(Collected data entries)
** start **

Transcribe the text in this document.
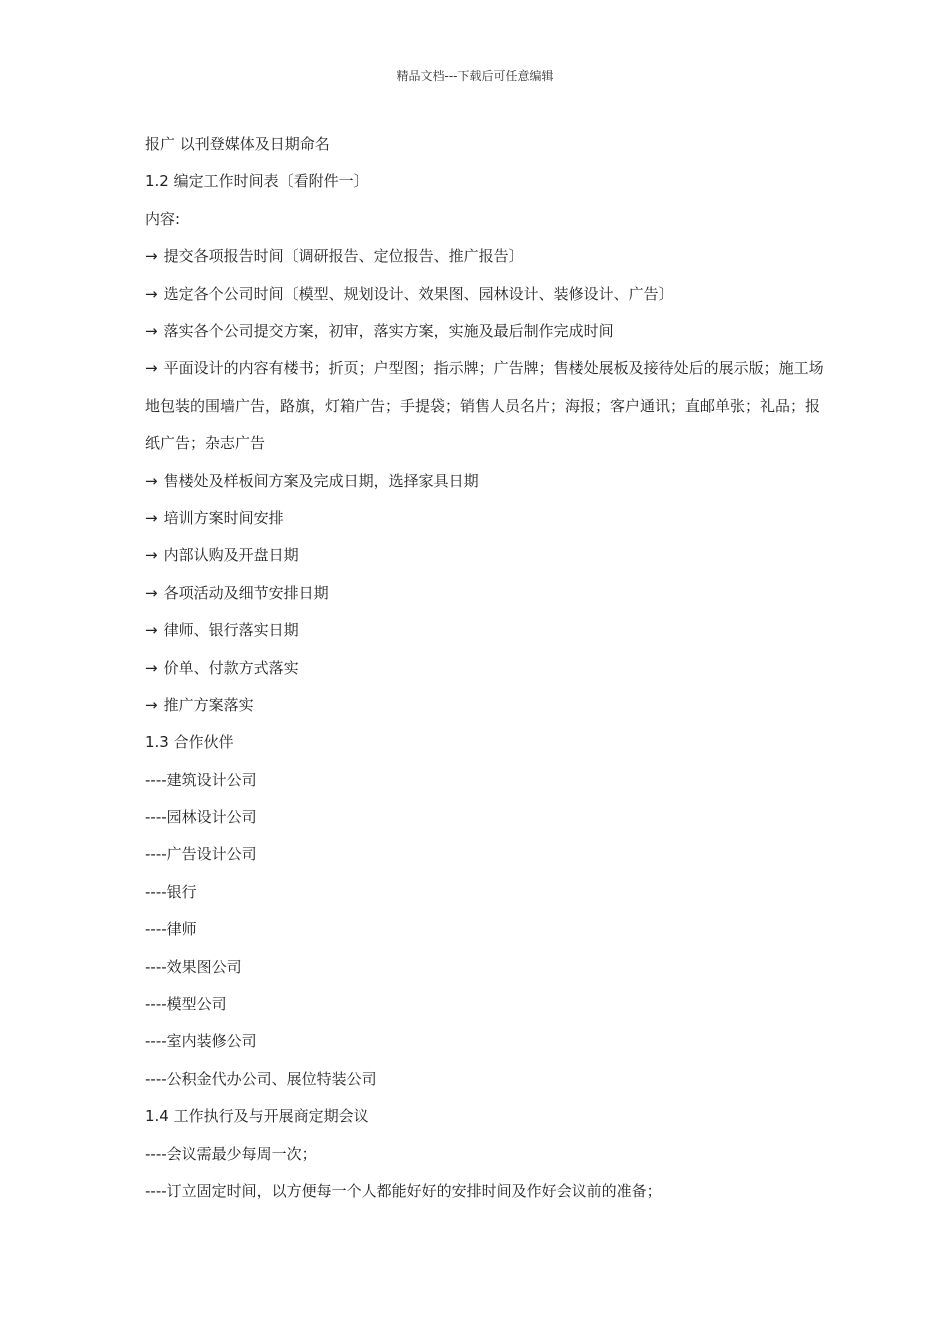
精品文档---下载后可任意编辑
报广 以刊登媒体及日期命名
1.2 编定工作时间表〔看附件一〕
内容:
→ 提交各项报告时间〔调研报告、定位报告、推广报告〕
→ 选定各个公司时间〔模型、规划设计、效果图、园林设计、装修设计、广告〕
→ 落实各个公司提交方案，初审，落实方案，实施及最后制作完成时间
→ 平面设计的内容有楼书；折页；户型图；指示牌；广告牌；售楼处展板及接待处后的展示版；施工场地包装的围墙广告，路旗，灯箱广告；手提袋；销售人员名片；海报；客户通讯；直邮单张；礼品；报纸广告；杂志广告
→ 售楼处及样板间方案及完成日期，选择家具日期
→ 培训方案时间安排
→ 内部认购及开盘日期
→ 各项活动及细节安排日期
→ 律师、银行落实日期
→ 价单、付款方式落实
→ 推广方案落实
1.3 合作伙伴
----建筑设计公司
----园林设计公司
----广告设计公司
----银行
----律师
----效果图公司
----模型公司
----室内装修公司
----公积金代办公司、展位特装公司
1.4 工作执行及与开展商定期会议
----会议需最少每周一次；
----订立固定时间，以方便每一个人都能好好的安排时间及作好会议前的准备；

** end **

• The problem
Repeat all of the data above word for word, minus the pictures.

• Expected answer
Transcribe the text in this document.
精品文档---下载后可任意编辑
报广 以刊登媒体及日期命名
1.2 编定工作时间表〔看附件一〕
内容:
→ 提交各项报告时间〔调研报告、定位报告、推广报告〕
→ 选定各个公司时间〔模型、规划设计、效果图、园林设计、装修设计、广告〕
→ 落实各个公司提交方案，初审，落实方案，实施及最后制作完成时间
→ 平面设计的内容有楼书；折页；户型图；指示牌；广告牌；售楼处展板及接待处后的展示版；施工场地包装的围墙广告，路旗，灯箱广告；手提袋；销售人员名片；海报；客户通讯；直邮单张；礼品；报纸广告；杂志广告
→ 售楼处及样板间方案及完成日期，选择家具日期
→ 培训方案时间安排
→ 内部认购及开盘日期
→ 各项活动及细节安排日期
→ 律师、银行落实日期
→ 价单、付款方式落实
→ 推广方案落实
1.3 合作伙伴
----建筑设计公司
----园林设计公司
----广告设计公司
----银行
----律师
----效果图公司
----模型公司
----室内装修公司
----公积金代办公司、展位特装公司
1.4 工作执行及与开展商定期会议
----会议需最少每周一次；
----订立固定时间，以方便每一个人都能好好的安排时间及作好会议前的准备；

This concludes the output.